Excerpt from a dataset:
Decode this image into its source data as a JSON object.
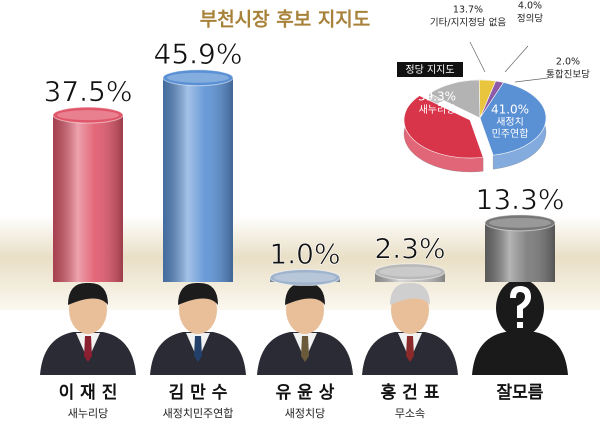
{
  "chart_data": [
    {
      "type": "bar",
      "title": "부천시장 후보 지지도",
      "categories": [
        "이 재 진",
        "김 만 수",
        "유 윤 상",
        "홍 건 표",
        "잘모름"
      ],
      "parties": [
        "새누리당",
        "새정치민주연합",
        "새정치당",
        "무소속",
        null
      ],
      "values": [
        37.5,
        45.9,
        1.0,
        2.3,
        13.3
      ],
      "value_labels": [
        "37.5%",
        "45.9%",
        "1.0%",
        "2.3%",
        "13.3%"
      ],
      "colors": [
        "#e0566a",
        "#5a90d4",
        "#9fb4cc",
        "#b9b9b9",
        "#777777"
      ]
    },
    {
      "type": "pie",
      "title": "정당 지지도",
      "categories": [
        "기타/지지정당 없음",
        "정의당",
        "통합진보당",
        "새정치 민주연합",
        "새누리당"
      ],
      "values": [
        13.7,
        4.0,
        2.0,
        41.0,
        39.3
      ],
      "value_labels": [
        "13.7%",
        "4.0%",
        "2.0%",
        "41.0%",
        "39.3%"
      ],
      "colors": [
        "#b3b3b3",
        "#e8c53c",
        "#8c5aa8",
        "#5a90d4",
        "#d8344a"
      ]
    }
  ]
}
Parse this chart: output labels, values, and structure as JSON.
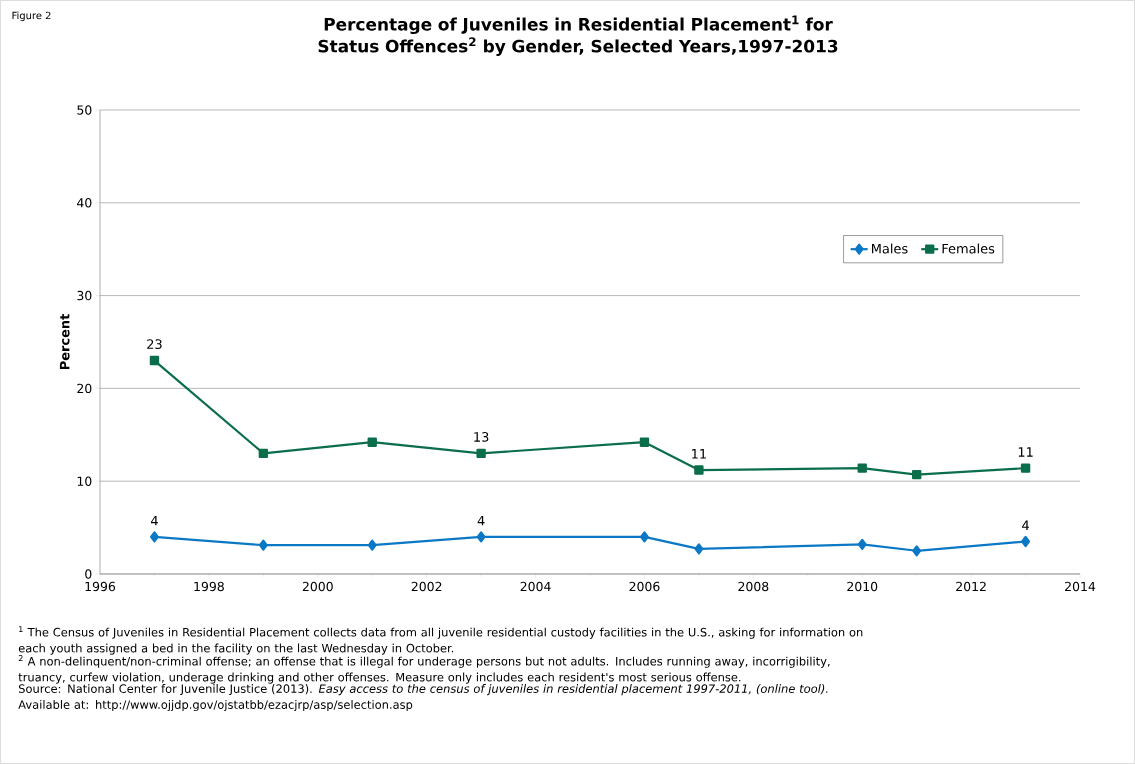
{
  "chart_data": {
    "type": "line",
    "title": "Percentage of Juveniles in Residential Placement$^{1}$ for Status Offences$^{2}$ by Gender,  Selected Years,1997-2013",
    "ylabel": "Percent",
    "x": [
      1997,
      1999,
      2001,
      2003,
      2006,
      2007,
      2010,
      2011,
      2013
    ],
    "series": [
      {
        "name": "Males",
        "color": "#0a78c4",
        "marker": "diamond",
        "values": [
          4,
          3.1,
          3.1,
          4,
          4,
          2.7,
          3.2,
          2.5,
          3.5
        ],
        "value_labels": [
          "4",
          null,
          null,
          "4",
          null,
          null,
          null,
          null,
          "4"
        ]
      },
      {
        "name": "Females",
        "color": "#0a6e4a",
        "marker": "square",
        "values": [
          23,
          13,
          14.2,
          13,
          14.2,
          11.2,
          11.4,
          10.7,
          11.4
        ],
        "value_labels": [
          "23",
          null,
          null,
          "13",
          null,
          "11",
          null,
          null,
          "11"
        ]
      }
    ],
    "xlim": [
      1996,
      2014
    ],
    "xticks": [
      1996,
      1998,
      2000,
      2002,
      2004,
      2006,
      2008,
      2010,
      2012,
      2014
    ],
    "ylim": [
      0,
      50
    ],
    "yticks": [
      0,
      10,
      20,
      30,
      40,
      50
    ],
    "grid": "y",
    "legend": "top right",
    "annotations": [
      "Figure 2",
      "$^{1}$ The Census of Juveniles in Residential Placement collects data from all juvenile residential custody facilities in the U.S., asking for information on each youth assigned a bed in the facility on the last Wednesday in October.",
      "$^{2}$ A non-delinquent/non-criminal offense; an offense that is illegal for underage persons but not adults. Includes running away, incorrigibility, truancy, curfew violation, underage drinking and other offenses. Measure only includes each resident's most serious offense.",
      "Source: National Center for Juvenile Justice (2013). *Easy access to the census of juveniles in residential placement 1997-2011, (online tool).* Available at: http://www.ojjdp.gov/ojstatbb/ezacjrp/asp/selection.asp"
    ]
  }
}
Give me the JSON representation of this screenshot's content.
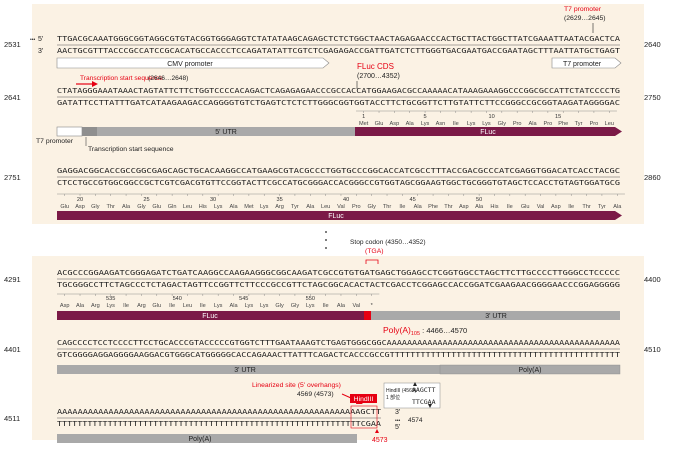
{
  "colors": {
    "background": "#fbf2e4",
    "cds": "#7b1a47",
    "utr": "#a9a9a9",
    "annotation_red": "#e60012",
    "text": "#222222",
    "aa": "#444444"
  },
  "blocks": [
    {
      "left_pos": "2531",
      "right_pos": "2640",
      "top_seq": "TTGACGCAAATGGGCGGTAGGCGTGTACGGTGGGAGGTCTATATAAGCAGAGCTCTCTGGCTAACTAGAGAACCCACTGCTTACTGGCTTATCGAAATTAATACGACTCA",
      "bot_seq": "AACTGCGTTTACCCGCCATCCGCACATGCCACCCTCCAGATATATTCGTCTCGAGAGACCGATTGATCTCTTGGGTGACGAATGACCGAATAGCTTTAATTATGCTGAGT",
      "five": "5'",
      "three": "3'",
      "dots": "•••"
    },
    {
      "left_pos": "2641",
      "right_pos": "2750",
      "top_seq": "CTATAGGGAAATAAACTAGTATTCTTCTGGTCCCCACAGACTCAGAGAGAACCCGCCACCATGGAAGACGCCAAAAACATAAAGAAAGGCCCGGCGCCATTCTATCCCCTG",
      "bot_seq": "GATATTCCTTATTTGATCATAAGAAGACCAGGGGTGTCTGAGTCTCTCTTGGGCGGTGGTACCTTCTGCGGTTCTTGTATTCTTCCGGGCCGCGGTAAGATAGGGGAC"
    },
    {
      "left_pos": "2751",
      "right_pos": "2860",
      "top_seq": "GAGGACGGCACCGCCGGCGAGCAGCTGCACAAGGCCATGAAGCGTACGCCCTGGTGCCCGGCACCATCGCCTTTACCGACGCCCATCGAGGTGGACATCACCTACGC",
      "bot_seq": "CTCCTGCCGTGGCGGCCGCTCGTCGACGTGTTCCGGTACTTCGCCATGCGGGACCACGGGCCGTGGTAGCGGAAGTGGCTGCGGGTGTAGCTCCACCTGTAGTGGATGCG"
    },
    {
      "left_pos": "4291",
      "right_pos": "4400",
      "top_seq": "ACGCCCGGAAGATCGGGAGATCTGATCAAGGCCAAGAAGGGCGGCAAGATCGCCGTGTGATGAGCTGGAGCCTCGGTGGCCTAGCTTCTTGCCCCTTGGGCCTCCCCC",
      "bot_seq": "TGCGGGCCTTCTAGCCCTCTAGACTAGTTCCGGTTCTTCCCGCCGTTCTAGCGGCACACTACTCGACCTCGGAGCCACCGGATCGAAGAACGGGGAACCCGGAGGGGG"
    },
    {
      "left_pos": "4401",
      "right_pos": "4510",
      "top_seq": "CAGCCCCTCCTCCCCTTCCTGCACCCGTACCCCCGTGGTCTTTGAATAAAGTCTGAGTGGGCGGCAAAAAAAAAAAAAAAAAAAAAAAAAAAAAAAAAAAAAAAAAAAAAA",
      "bot_seq": "GTCGGGGAGGAGGGGAAGGACGTGGGCATGGGGGCACCAGAAACTTATTTCAGACTCACCCGCCGTTTTTTTTTTTTTTTTTTTTTTTTTTTTTTTTTTTTTTTTTTTTT"
    },
    {
      "left_pos": "4511",
      "top_seq": "AAAAAAAAAAAAAAAAAAAAAAAAAAAAAAAAAAAAAAAAAAAAAAAAAAAAAAAAAAAGCTT",
      "bot_seq": "TTTTTTTTTTTTTTTTTTTTTTTTTTTTTTTTTTTTTTTTTTTTTTTTTTTTTTTTTTTTCGAA",
      "three": "3'",
      "five": "5'",
      "end_pos": "4574"
    }
  ],
  "features": {
    "cmv": "CMV promoter",
    "t7_1": "T7 promoter",
    "t7_2": "T7 promoter",
    "tss": "Transcription start sequence",
    "utr5": "5' UTR",
    "fluc_2": "FLuc",
    "fluc_3": "FLuc",
    "fluc_4": "FLuc",
    "utr3_4": "3' UTR",
    "utr3_5": "3' UTR",
    "polya_5": "Poly(A)",
    "polya_6": "Poly(A)"
  },
  "annotations": {
    "t7_title": "T7 promoter",
    "t7_range": "(2629…2645)",
    "tss_title": "Transcription start sequence",
    "tss_range": "(2646…2648)",
    "fluc_title": "FLuc CDS",
    "fluc_range": "(2700…4352)",
    "stop_title": "Stop codon (4350…4352)",
    "stop_codon": "(TGA)",
    "polya_title": "Poly(A)",
    "polya_sub": "105",
    "polya_range": " : 4466…4570",
    "lin_title": "Linearized site (5' overhangs)",
    "lin_range": "4569 (4573)",
    "hind": "HindIII",
    "hind_box_label": "HindIII",
    "hind_box_pos": "(4569)",
    "hind_box_sub": "1 部位",
    "hind_box_top": "AAGCTT",
    "hind_box_bot": "TTCGAA",
    "end_pos_red": "4573",
    "ellipsis": "•\n•\n•"
  },
  "aa_rows": [
    {
      "nums": [
        {
          "at": 1,
          "t": "1"
        },
        {
          "at": 13,
          "t": "5"
        },
        {
          "at": 26,
          "t": "10"
        },
        {
          "at": 39,
          "t": "15"
        }
      ],
      "aas": [
        "Met",
        "Glu",
        "Asp",
        "Ala",
        "Lys",
        "Asn",
        "Ile",
        "Lys",
        "Lys",
        "Gly",
        "Pro",
        "Ala",
        "Pro",
        "Phe",
        "Tyr",
        "Pro",
        "Leu"
      ]
    },
    {
      "nums": [
        {
          "at": 4,
          "t": "20"
        },
        {
          "at": 17,
          "t": "25"
        },
        {
          "at": 30,
          "t": "30"
        },
        {
          "at": 43,
          "t": "35"
        },
        {
          "at": 56,
          "t": "40"
        },
        {
          "at": 69,
          "t": "45"
        },
        {
          "at": 82,
          "t": "50"
        }
      ],
      "aas": [
        "Glu",
        "Asp",
        "Gly",
        "Thr",
        "Ala",
        "Gly",
        "Glu",
        "Gln",
        "Leu",
        "His",
        "Lys",
        "Ala",
        "Met",
        "Lys",
        "Arg",
        "Tyr",
        "Ala",
        "Leu",
        "Val",
        "Pro",
        "Gly",
        "Thr",
        "Ile",
        "Ala",
        "Phe",
        "Thr",
        "Asp",
        "Ala",
        "His",
        "Ile",
        "Glu",
        "Val",
        "Asp",
        "Ile",
        "Thr",
        "Tyr",
        "Ala"
      ]
    },
    {
      "nums": [
        {
          "at": 10,
          "t": "535"
        },
        {
          "at": 23,
          "t": "540"
        },
        {
          "at": 36,
          "t": "545"
        },
        {
          "at": 49,
          "t": "550"
        }
      ],
      "aas": [
        "Asp",
        "Ala",
        "Arg",
        "Lys",
        "Ile",
        "Arg",
        "Glu",
        "Ile",
        "Leu",
        "Ile",
        "Lys",
        "Ala",
        "Lys",
        "Lys",
        "Gly",
        "Gly",
        "Lys",
        "Ile",
        "Ala",
        "Val",
        "*"
      ]
    }
  ]
}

▶ [The exercise] Filter out every line that lacks the word "JSON", and copy the rest.

▶ [Exercise solution]
Decode this image into its source data as a JSON object.
Parse this chart: output labels, values, and structure as JSON.
Give me the JSON representation of this screenshot's content.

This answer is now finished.